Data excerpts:
━━━━━━━━━━

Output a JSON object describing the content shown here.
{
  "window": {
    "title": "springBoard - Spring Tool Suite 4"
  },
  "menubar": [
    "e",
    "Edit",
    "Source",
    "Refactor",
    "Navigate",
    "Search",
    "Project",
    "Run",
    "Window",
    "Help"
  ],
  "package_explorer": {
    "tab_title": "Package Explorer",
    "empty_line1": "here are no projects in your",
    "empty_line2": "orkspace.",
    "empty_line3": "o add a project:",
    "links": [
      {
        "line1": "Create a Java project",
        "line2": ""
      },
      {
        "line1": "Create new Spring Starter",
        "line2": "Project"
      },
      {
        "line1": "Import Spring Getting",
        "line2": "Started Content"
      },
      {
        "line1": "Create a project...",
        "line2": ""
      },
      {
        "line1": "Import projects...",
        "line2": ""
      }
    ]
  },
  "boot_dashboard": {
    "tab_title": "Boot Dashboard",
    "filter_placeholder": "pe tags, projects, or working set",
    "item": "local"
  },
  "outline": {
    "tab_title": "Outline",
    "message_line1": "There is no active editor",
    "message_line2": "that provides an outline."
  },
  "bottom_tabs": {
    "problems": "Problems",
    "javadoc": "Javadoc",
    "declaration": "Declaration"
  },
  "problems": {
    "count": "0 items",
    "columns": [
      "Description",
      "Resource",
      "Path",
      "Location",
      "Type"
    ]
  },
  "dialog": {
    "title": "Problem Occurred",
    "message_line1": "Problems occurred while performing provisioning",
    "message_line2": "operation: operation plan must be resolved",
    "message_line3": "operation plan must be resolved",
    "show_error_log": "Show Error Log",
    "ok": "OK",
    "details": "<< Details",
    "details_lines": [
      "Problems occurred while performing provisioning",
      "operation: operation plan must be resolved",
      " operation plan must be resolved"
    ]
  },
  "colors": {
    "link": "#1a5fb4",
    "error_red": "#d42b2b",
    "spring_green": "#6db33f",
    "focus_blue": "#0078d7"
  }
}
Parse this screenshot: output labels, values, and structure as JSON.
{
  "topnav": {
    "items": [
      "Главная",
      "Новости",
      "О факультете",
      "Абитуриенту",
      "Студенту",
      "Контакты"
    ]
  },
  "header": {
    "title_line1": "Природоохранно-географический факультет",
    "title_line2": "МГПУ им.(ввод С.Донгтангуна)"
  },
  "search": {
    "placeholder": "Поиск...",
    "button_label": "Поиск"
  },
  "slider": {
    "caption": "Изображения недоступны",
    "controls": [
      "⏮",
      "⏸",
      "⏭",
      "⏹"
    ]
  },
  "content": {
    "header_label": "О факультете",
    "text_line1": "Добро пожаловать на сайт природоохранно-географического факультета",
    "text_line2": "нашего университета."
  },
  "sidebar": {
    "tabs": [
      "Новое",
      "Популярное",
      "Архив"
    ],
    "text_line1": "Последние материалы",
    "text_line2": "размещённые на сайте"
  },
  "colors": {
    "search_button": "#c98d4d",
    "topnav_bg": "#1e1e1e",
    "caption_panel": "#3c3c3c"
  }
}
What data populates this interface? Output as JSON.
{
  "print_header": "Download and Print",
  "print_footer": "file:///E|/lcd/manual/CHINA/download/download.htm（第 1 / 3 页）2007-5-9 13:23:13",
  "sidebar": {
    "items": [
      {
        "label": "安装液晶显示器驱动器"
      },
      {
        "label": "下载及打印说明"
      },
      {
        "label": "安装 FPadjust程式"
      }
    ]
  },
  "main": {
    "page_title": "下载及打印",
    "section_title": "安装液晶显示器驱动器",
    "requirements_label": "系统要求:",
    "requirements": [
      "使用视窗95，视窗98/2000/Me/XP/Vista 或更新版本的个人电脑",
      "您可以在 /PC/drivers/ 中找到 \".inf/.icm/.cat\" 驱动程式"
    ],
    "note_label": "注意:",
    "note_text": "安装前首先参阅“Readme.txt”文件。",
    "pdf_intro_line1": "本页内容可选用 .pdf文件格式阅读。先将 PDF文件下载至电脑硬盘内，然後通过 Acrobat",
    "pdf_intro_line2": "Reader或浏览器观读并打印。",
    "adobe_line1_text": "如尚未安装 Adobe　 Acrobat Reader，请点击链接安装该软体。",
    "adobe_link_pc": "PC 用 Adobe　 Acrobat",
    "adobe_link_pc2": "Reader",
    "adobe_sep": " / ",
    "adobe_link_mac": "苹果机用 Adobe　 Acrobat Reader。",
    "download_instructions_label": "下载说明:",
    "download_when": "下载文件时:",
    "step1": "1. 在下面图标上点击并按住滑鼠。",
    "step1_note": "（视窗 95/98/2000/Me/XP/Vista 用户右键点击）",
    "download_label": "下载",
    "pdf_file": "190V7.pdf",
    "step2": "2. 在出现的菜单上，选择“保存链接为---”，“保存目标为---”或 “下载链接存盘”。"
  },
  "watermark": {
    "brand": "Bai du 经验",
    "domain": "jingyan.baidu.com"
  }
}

━━━━━━━━━━

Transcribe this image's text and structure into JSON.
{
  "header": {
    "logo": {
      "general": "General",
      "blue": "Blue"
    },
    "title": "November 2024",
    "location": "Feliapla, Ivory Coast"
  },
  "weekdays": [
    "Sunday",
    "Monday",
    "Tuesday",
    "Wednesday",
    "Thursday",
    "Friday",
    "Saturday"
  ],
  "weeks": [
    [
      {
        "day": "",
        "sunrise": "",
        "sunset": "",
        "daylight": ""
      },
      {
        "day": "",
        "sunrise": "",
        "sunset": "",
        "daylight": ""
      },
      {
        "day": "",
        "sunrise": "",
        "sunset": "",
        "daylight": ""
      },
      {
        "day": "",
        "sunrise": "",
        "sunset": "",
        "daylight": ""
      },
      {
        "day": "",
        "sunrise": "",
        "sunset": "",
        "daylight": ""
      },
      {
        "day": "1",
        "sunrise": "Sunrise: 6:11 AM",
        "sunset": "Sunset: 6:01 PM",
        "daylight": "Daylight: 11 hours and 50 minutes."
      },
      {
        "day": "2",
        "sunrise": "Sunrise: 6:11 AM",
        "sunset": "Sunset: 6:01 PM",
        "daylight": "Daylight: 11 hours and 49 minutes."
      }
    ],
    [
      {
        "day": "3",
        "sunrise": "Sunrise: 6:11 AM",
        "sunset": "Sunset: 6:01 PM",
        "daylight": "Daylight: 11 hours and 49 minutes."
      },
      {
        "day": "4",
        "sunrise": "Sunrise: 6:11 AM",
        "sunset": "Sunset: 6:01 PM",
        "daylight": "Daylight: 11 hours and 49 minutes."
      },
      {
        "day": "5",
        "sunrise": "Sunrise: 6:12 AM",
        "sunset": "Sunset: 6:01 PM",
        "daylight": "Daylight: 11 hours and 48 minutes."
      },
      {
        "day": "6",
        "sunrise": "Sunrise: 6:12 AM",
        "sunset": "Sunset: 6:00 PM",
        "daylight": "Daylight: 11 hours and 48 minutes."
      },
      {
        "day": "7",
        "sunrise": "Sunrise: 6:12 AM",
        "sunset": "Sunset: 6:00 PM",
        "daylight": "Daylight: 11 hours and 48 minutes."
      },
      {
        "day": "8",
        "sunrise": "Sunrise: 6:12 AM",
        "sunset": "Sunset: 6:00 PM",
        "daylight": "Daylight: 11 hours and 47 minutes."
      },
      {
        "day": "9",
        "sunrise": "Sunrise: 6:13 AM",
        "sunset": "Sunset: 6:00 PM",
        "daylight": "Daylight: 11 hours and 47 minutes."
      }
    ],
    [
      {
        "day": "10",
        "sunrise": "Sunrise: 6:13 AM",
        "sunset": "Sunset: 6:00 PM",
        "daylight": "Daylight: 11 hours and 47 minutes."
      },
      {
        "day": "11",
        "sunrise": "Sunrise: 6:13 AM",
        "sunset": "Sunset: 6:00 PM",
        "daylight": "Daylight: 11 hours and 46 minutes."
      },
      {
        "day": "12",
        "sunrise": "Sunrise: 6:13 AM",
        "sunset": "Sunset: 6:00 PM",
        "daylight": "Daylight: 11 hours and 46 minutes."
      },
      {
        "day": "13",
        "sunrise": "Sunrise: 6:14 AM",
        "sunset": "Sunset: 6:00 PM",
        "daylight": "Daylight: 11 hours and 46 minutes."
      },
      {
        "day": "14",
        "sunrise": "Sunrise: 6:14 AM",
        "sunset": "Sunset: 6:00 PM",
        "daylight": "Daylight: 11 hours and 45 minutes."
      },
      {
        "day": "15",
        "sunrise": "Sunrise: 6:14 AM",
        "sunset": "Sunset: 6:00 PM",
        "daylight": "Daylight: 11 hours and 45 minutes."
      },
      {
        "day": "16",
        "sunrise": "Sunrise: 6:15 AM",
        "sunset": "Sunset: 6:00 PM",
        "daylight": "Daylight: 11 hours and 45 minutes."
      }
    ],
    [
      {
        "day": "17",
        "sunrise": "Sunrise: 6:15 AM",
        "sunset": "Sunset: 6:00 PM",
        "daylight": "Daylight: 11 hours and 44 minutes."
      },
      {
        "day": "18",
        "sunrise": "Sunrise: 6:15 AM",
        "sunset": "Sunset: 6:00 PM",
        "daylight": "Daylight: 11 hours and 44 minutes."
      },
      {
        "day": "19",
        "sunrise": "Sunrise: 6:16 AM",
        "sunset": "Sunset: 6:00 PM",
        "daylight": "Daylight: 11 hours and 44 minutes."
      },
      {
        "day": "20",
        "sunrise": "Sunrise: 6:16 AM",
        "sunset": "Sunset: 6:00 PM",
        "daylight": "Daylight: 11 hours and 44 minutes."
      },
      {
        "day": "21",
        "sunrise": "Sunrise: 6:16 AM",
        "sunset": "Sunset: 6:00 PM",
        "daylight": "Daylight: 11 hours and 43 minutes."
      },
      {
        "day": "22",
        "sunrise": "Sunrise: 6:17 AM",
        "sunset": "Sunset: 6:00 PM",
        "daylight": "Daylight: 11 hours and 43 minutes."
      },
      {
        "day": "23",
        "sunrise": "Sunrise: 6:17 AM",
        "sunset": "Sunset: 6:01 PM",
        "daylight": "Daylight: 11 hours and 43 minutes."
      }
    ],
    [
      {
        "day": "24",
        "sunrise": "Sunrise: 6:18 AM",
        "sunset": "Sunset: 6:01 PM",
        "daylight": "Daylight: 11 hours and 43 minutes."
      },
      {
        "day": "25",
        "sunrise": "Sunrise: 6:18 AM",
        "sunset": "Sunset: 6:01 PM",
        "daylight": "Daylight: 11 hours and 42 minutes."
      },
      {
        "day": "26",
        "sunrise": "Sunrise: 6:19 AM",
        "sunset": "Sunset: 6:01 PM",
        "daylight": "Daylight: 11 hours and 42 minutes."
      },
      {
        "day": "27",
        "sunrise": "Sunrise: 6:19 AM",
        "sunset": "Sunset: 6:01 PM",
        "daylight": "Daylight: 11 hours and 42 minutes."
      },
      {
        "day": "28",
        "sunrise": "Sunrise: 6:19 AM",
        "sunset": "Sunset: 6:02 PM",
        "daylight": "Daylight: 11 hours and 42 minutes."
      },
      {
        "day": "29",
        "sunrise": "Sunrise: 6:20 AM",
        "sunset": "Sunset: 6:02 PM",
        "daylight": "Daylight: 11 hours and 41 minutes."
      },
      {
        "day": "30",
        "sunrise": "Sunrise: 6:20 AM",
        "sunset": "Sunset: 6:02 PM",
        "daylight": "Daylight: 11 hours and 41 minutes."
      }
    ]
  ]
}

━━━━━━━━━━

▶ _TASK BRIEF_:
Collect the lines of the records that include the string "Import".

▶ _EXERCISE RESPONSE_:
        "line1": "Import Spring Getting",
        "line1": "Import projects...",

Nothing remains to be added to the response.